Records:
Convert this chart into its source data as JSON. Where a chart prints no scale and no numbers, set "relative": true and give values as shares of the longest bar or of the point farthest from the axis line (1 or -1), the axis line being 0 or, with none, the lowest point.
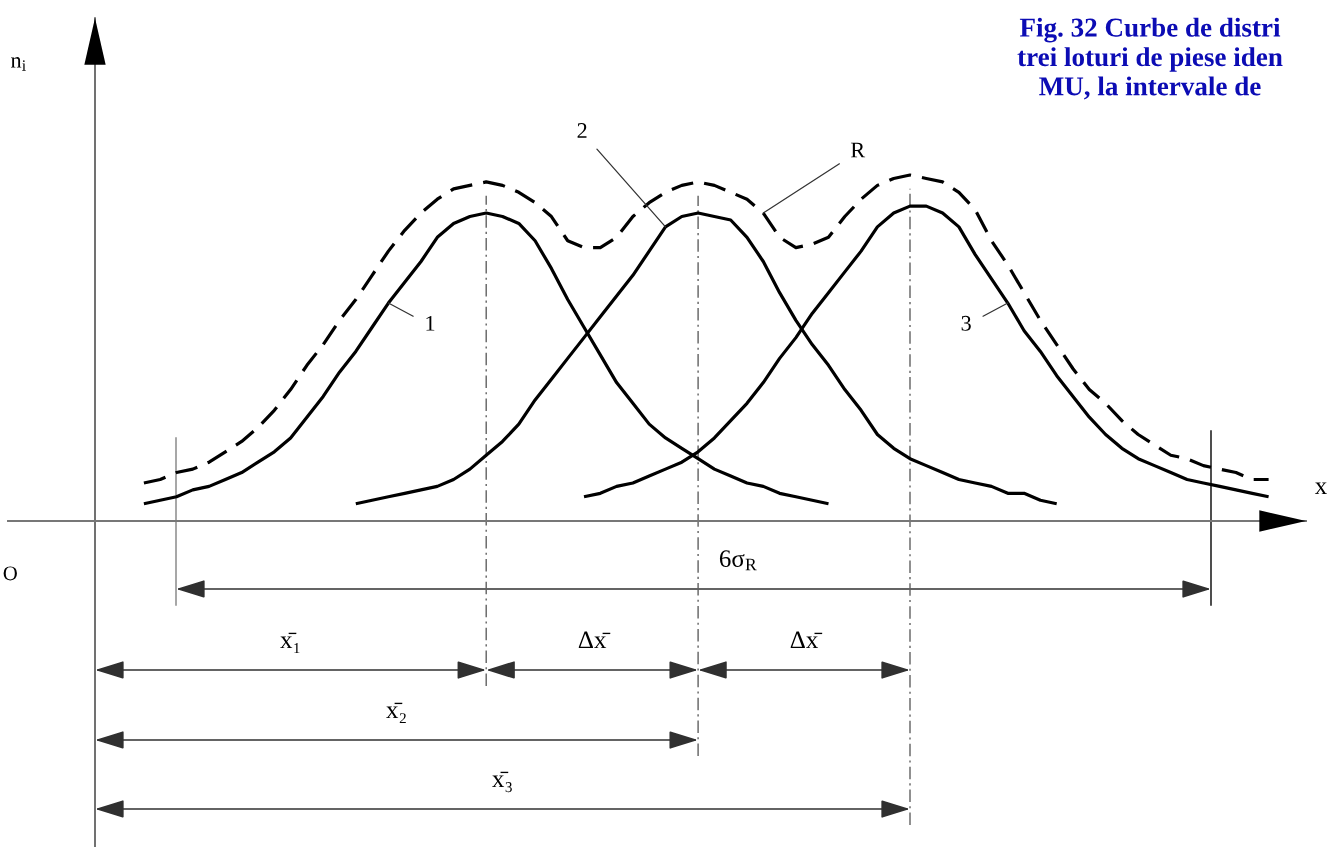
{
  "chart_data": {
    "type": "line",
    "title": "Fig. 32 Curbe de distri\ntrei loturi de piese iden\nMU, la intervale de",
    "xlabel": "x",
    "relative": true,
    "grid": "x",
    "categories": [
      null,
      null,
      null,
      null,
      null,
      null,
      null,
      null,
      null,
      null,
      null,
      null,
      null,
      null,
      null,
      null,
      null,
      null,
      null,
      null,
      null,
      null,
      null,
      null,
      null,
      null,
      null,
      null,
      null,
      null,
      null,
      null,
      null,
      null,
      null,
      null,
      null,
      null,
      null,
      null,
      null,
      null,
      null,
      null,
      null,
      null,
      null,
      null,
      null,
      null,
      null,
      null,
      null,
      null,
      null,
      null,
      null,
      null,
      null,
      null,
      null,
      null,
      null,
      null,
      null,
      null,
      null,
      null,
      null,
      null,
      null,
      null,
      null
    ],
    "series": [
      {
        "name": "1",
        "color": "#000000",
        "values": [
          null,
          null,
          null,
          0.05,
          0.06,
          0.07,
          0.09,
          0.1,
          0.12,
          0.14,
          0.17,
          0.2,
          0.24,
          0.3,
          0.36,
          0.43,
          0.49,
          0.56,
          0.63,
          0.69,
          0.75,
          0.82,
          0.86,
          0.88,
          0.89,
          0.88,
          0.86,
          0.81,
          0.73,
          0.64,
          0.56,
          0.48,
          0.4,
          0.34,
          0.28,
          0.24,
          0.21,
          0.18,
          0.15,
          0.13,
          0.11,
          0.1,
          0.08,
          0.07,
          0.06,
          0.05,
          null,
          null,
          null,
          null,
          null,
          null,
          null,
          null,
          null,
          null,
          null,
          null,
          null,
          null,
          null,
          null,
          null,
          null,
          null,
          null,
          null,
          null,
          null,
          null,
          null,
          null,
          null
        ]
      },
      {
        "name": "2",
        "color": "#000000",
        "values": [
          null,
          null,
          null,
          null,
          null,
          null,
          null,
          null,
          null,
          null,
          null,
          null,
          null,
          null,
          null,
          null,
          0.05,
          0.06,
          0.07,
          0.08,
          0.09,
          0.1,
          0.12,
          0.15,
          0.19,
          0.23,
          0.28,
          0.35,
          0.41,
          0.47,
          0.53,
          0.59,
          0.65,
          0.71,
          0.78,
          0.85,
          0.88,
          0.89,
          0.88,
          0.87,
          0.82,
          0.75,
          0.66,
          0.58,
          0.51,
          0.45,
          0.38,
          0.32,
          0.25,
          0.21,
          0.18,
          0.16,
          0.14,
          0.12,
          0.11,
          0.1,
          0.08,
          0.08,
          0.06,
          0.05,
          null,
          null,
          null,
          null,
          null,
          null,
          null,
          null,
          null,
          null,
          null,
          null,
          null
        ]
      },
      {
        "name": "3",
        "color": "#000000",
        "values": [
          null,
          null,
          null,
          null,
          null,
          null,
          null,
          null,
          null,
          null,
          null,
          null,
          null,
          null,
          null,
          null,
          null,
          null,
          null,
          null,
          null,
          null,
          null,
          null,
          null,
          null,
          null,
          null,
          null,
          null,
          0.07,
          0.08,
          0.1,
          0.11,
          0.13,
          0.15,
          0.17,
          0.2,
          0.24,
          0.29,
          0.34,
          0.4,
          0.47,
          0.53,
          0.6,
          0.66,
          0.72,
          0.78,
          0.85,
          0.89,
          0.91,
          0.91,
          0.89,
          0.85,
          0.77,
          0.7,
          0.63,
          0.55,
          0.49,
          0.42,
          0.36,
          0.3,
          0.25,
          0.21,
          0.18,
          0.16,
          0.14,
          0.12,
          0.11,
          0.1,
          0.09,
          0.08,
          0.07
        ]
      },
      {
        "name": "R",
        "color": "#000000",
        "line_style": "dashed",
        "values": [
          null,
          null,
          null,
          0.11,
          0.12,
          0.14,
          0.15,
          0.17,
          0.2,
          0.23,
          0.27,
          0.32,
          0.38,
          0.45,
          0.51,
          0.58,
          0.64,
          0.71,
          0.78,
          0.84,
          0.89,
          0.93,
          0.96,
          0.97,
          0.98,
          0.97,
          0.95,
          0.92,
          0.88,
          0.81,
          0.79,
          0.79,
          0.82,
          0.88,
          0.92,
          0.95,
          0.97,
          0.98,
          0.97,
          0.95,
          0.93,
          0.89,
          0.82,
          0.79,
          0.8,
          0.82,
          0.88,
          0.93,
          0.97,
          0.99,
          1.0,
          0.99,
          0.98,
          0.95,
          0.9,
          0.81,
          0.74,
          0.66,
          0.58,
          0.51,
          0.44,
          0.38,
          0.34,
          0.29,
          0.25,
          0.22,
          0.19,
          0.18,
          0.16,
          0.15,
          0.14,
          0.12,
          0.12
        ]
      }
    ],
    "annotations": [
      "n$_{i}$",
      "O",
      "6σ$_{R}$",
      "x̄₁",
      "Δx̄",
      "Δx̄",
      "x̄₂",
      "x̄₃"
    ]
  }
}
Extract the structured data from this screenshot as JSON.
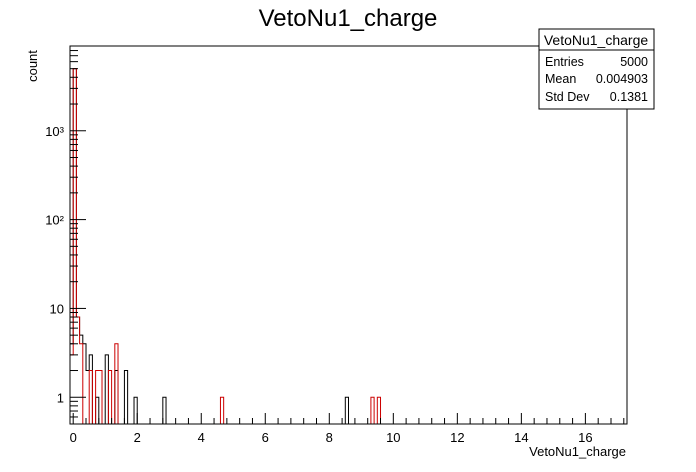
{
  "chart_data": {
    "type": "histogram",
    "title": "VetoNu1_charge",
    "xlabel": "VetoNu1_charge",
    "ylabel": "count",
    "xlim": [
      -0.1,
      17.3
    ],
    "ylim": [
      0.5,
      9000
    ],
    "y_scale": "log",
    "grid": false,
    "legend": "stats box top-right",
    "x_ticks": [
      0,
      2,
      4,
      6,
      8,
      10,
      12,
      14,
      16
    ],
    "y_ticks": [
      {
        "value": 1,
        "label": "1"
      },
      {
        "value": 10,
        "label": "10"
      },
      {
        "value": 100,
        "label": "10²"
      },
      {
        "value": 1000,
        "label": "10³"
      }
    ],
    "bin_width": 0.1,
    "series": [
      {
        "color": "#000000",
        "bins": [
          {
            "x": -0.1,
            "y": 4
          },
          {
            "x": 0.0,
            "y": 5000
          },
          {
            "x": 0.1,
            "y": 8
          },
          {
            "x": 0.2,
            "y": 5
          },
          {
            "x": 0.3,
            "y": 4
          },
          {
            "x": 0.4,
            "y": 2
          },
          {
            "x": 0.5,
            "y": 3
          },
          {
            "x": 0.7,
            "y": 1
          },
          {
            "x": 1.0,
            "y": 3
          },
          {
            "x": 1.3,
            "y": 2
          },
          {
            "x": 1.6,
            "y": 2
          },
          {
            "x": 1.9,
            "y": 1
          },
          {
            "x": 2.8,
            "y": 1
          },
          {
            "x": 8.5,
            "y": 1
          }
        ]
      },
      {
        "color": "#cc0000",
        "bins": [
          {
            "x": -0.1,
            "y": 3
          },
          {
            "x": 0.0,
            "y": 5000
          },
          {
            "x": 0.1,
            "y": 8
          },
          {
            "x": 0.2,
            "y": 4
          },
          {
            "x": 0.5,
            "y": 2
          },
          {
            "x": 0.7,
            "y": 2
          },
          {
            "x": 0.8,
            "y": 2
          },
          {
            "x": 1.1,
            "y": 2
          },
          {
            "x": 1.3,
            "y": 4
          },
          {
            "x": 4.6,
            "y": 1
          },
          {
            "x": 9.3,
            "y": 1
          },
          {
            "x": 9.5,
            "y": 1
          }
        ]
      }
    ],
    "stats": {
      "title": "VetoNu1_charge",
      "rows": [
        {
          "label": "Entries",
          "value": "5000"
        },
        {
          "label": "Mean",
          "value": "0.004903"
        },
        {
          "label": "Std Dev",
          "value": "0.1381"
        }
      ]
    }
  }
}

## INSTRUCTION
Check each line of the records above for "true", and copy those that have it.

## SOLUTION BELOW
Convert this chart into its source data as JSON. Where a chart prints no scale and no numbers, set "relative": true and give values as shares of the longest bar or of the point farthest from the axis line (1 or -1), the axis line being 0 or, with none, the lowest point.
    "relative": true,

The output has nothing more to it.